_What to work on_:
Of the lines in the records that follow, how many include the word "Axis"? Answer with a bare number.

_Records for the task_:
--------------------
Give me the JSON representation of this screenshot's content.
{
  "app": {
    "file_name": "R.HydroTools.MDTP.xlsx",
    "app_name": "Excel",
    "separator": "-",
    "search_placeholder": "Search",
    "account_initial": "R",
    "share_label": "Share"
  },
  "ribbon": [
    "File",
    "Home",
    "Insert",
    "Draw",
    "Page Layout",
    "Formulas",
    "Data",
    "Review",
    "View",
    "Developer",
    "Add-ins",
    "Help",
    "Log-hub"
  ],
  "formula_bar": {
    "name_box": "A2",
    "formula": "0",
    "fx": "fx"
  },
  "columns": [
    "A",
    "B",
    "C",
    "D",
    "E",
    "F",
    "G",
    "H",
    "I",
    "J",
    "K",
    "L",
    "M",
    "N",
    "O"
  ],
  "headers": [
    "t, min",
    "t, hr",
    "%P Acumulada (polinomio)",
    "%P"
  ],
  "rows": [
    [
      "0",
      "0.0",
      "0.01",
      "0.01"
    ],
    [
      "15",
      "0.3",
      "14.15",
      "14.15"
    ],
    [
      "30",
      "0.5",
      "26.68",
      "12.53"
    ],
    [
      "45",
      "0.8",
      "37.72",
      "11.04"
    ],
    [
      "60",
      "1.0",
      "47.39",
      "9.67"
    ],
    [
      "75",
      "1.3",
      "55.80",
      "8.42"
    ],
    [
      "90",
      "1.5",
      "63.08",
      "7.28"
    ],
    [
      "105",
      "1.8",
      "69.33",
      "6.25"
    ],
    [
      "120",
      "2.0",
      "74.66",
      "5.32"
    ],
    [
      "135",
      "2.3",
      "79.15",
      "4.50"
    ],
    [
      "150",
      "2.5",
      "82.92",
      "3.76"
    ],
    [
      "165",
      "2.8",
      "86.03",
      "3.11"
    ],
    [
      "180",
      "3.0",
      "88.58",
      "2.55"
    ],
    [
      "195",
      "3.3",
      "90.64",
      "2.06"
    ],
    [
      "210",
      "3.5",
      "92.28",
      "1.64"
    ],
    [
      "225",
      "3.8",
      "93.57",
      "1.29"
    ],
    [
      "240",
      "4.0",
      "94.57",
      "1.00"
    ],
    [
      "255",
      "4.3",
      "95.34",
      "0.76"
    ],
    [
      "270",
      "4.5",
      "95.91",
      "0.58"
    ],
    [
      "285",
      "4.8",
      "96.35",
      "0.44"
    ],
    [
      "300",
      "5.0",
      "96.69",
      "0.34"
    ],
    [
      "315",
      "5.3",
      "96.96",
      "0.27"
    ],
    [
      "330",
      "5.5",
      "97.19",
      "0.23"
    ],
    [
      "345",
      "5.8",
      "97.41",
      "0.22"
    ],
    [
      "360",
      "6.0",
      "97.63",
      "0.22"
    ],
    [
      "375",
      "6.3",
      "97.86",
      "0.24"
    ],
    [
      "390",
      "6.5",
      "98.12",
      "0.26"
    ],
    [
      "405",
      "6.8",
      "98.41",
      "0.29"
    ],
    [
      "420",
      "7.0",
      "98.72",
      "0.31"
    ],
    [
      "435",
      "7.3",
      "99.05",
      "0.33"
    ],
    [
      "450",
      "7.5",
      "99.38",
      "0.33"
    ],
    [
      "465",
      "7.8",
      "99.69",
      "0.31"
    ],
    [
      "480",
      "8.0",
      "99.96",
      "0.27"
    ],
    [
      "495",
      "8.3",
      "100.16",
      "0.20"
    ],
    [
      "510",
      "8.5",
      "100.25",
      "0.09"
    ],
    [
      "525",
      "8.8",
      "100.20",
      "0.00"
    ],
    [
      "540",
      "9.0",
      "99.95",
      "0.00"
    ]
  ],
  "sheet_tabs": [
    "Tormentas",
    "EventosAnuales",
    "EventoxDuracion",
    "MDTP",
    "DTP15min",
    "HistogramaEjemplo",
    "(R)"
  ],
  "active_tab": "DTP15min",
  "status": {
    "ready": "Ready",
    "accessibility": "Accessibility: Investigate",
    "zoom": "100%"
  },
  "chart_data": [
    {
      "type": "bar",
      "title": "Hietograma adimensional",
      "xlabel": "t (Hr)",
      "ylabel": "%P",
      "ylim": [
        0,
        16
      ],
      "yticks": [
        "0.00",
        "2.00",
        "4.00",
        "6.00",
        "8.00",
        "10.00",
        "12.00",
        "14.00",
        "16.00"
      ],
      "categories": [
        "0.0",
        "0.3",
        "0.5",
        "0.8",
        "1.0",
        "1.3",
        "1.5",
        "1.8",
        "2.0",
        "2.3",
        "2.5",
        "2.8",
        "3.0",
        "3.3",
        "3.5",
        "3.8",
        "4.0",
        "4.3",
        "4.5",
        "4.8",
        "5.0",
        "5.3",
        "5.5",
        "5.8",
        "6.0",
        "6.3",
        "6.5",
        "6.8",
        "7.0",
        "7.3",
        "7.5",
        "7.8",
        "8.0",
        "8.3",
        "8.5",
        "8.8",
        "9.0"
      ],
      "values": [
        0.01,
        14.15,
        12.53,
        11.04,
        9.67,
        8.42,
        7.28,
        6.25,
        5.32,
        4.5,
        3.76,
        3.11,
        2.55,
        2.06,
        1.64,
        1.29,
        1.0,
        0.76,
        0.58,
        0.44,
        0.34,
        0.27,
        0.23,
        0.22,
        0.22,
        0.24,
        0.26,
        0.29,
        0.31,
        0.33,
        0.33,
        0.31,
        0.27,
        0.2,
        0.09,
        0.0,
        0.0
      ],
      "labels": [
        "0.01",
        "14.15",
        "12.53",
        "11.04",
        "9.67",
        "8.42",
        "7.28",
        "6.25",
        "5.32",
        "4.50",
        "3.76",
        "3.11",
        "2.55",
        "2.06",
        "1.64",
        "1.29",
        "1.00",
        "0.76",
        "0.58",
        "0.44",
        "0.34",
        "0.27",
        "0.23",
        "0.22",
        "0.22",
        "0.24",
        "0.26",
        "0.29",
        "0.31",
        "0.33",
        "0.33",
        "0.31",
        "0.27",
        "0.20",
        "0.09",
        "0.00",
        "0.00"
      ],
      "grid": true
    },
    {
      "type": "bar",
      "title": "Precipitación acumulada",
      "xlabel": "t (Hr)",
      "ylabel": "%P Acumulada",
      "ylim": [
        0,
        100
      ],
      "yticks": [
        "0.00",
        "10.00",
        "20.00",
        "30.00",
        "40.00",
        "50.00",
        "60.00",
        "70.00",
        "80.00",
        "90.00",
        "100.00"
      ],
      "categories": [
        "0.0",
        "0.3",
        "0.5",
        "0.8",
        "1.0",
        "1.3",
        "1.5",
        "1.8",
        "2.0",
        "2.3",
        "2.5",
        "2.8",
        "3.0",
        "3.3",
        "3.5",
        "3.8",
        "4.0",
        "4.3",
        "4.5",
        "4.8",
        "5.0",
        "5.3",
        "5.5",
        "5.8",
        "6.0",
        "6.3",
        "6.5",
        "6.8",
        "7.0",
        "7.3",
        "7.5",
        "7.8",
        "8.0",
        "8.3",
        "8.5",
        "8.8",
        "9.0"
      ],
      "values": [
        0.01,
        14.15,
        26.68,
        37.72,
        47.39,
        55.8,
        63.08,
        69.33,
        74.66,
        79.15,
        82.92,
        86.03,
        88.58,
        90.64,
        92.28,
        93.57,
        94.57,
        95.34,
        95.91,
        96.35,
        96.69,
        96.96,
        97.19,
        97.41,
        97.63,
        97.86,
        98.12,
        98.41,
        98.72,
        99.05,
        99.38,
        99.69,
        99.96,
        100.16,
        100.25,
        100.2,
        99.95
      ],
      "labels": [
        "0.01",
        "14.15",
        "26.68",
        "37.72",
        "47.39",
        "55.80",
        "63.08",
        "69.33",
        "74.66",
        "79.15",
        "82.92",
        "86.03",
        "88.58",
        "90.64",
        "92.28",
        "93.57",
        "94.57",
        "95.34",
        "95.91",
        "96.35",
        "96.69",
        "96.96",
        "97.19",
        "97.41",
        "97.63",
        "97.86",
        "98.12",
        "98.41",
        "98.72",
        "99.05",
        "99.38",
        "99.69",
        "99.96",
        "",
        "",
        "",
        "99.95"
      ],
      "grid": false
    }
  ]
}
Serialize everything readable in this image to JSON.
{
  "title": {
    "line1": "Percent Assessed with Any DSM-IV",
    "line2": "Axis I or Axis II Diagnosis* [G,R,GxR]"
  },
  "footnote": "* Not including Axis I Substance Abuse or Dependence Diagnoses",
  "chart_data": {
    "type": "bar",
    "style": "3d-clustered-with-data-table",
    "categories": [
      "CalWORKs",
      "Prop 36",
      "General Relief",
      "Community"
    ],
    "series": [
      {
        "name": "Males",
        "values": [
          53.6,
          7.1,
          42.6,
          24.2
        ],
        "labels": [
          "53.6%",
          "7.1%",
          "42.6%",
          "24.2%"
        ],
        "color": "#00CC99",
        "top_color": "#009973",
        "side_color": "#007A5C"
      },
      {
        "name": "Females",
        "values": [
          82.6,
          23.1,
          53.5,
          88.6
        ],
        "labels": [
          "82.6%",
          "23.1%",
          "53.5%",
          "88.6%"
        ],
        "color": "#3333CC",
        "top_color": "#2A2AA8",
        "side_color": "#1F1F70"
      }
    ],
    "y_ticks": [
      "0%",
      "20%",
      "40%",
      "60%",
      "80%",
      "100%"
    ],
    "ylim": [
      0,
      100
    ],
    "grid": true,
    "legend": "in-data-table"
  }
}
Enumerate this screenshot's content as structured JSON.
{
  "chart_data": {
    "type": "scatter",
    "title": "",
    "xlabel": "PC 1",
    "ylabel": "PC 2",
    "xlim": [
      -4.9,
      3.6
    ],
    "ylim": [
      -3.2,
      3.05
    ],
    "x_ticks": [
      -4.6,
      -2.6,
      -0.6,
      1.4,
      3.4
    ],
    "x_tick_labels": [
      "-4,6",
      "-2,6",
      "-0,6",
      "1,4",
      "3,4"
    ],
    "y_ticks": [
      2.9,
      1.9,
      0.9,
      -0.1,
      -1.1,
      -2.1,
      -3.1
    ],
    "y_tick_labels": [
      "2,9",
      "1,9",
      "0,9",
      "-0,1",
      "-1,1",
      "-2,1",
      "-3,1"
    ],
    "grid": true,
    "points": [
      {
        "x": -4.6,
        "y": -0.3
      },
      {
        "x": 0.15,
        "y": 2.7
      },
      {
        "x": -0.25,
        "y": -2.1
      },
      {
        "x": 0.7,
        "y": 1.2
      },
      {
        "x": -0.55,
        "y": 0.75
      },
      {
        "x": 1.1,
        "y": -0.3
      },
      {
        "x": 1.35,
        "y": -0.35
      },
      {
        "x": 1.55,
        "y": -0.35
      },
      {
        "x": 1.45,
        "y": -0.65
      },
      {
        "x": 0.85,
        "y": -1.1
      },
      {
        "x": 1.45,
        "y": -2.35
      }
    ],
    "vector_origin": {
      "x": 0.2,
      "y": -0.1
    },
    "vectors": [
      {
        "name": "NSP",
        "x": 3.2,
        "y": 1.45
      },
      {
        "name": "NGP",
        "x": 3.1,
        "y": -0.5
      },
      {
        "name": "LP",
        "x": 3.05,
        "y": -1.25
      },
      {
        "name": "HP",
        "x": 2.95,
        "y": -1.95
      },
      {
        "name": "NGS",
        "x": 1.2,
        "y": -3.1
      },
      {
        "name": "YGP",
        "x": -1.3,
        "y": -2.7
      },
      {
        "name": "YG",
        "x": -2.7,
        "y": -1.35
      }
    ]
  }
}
--------------------
_Answer to the exercise_:
2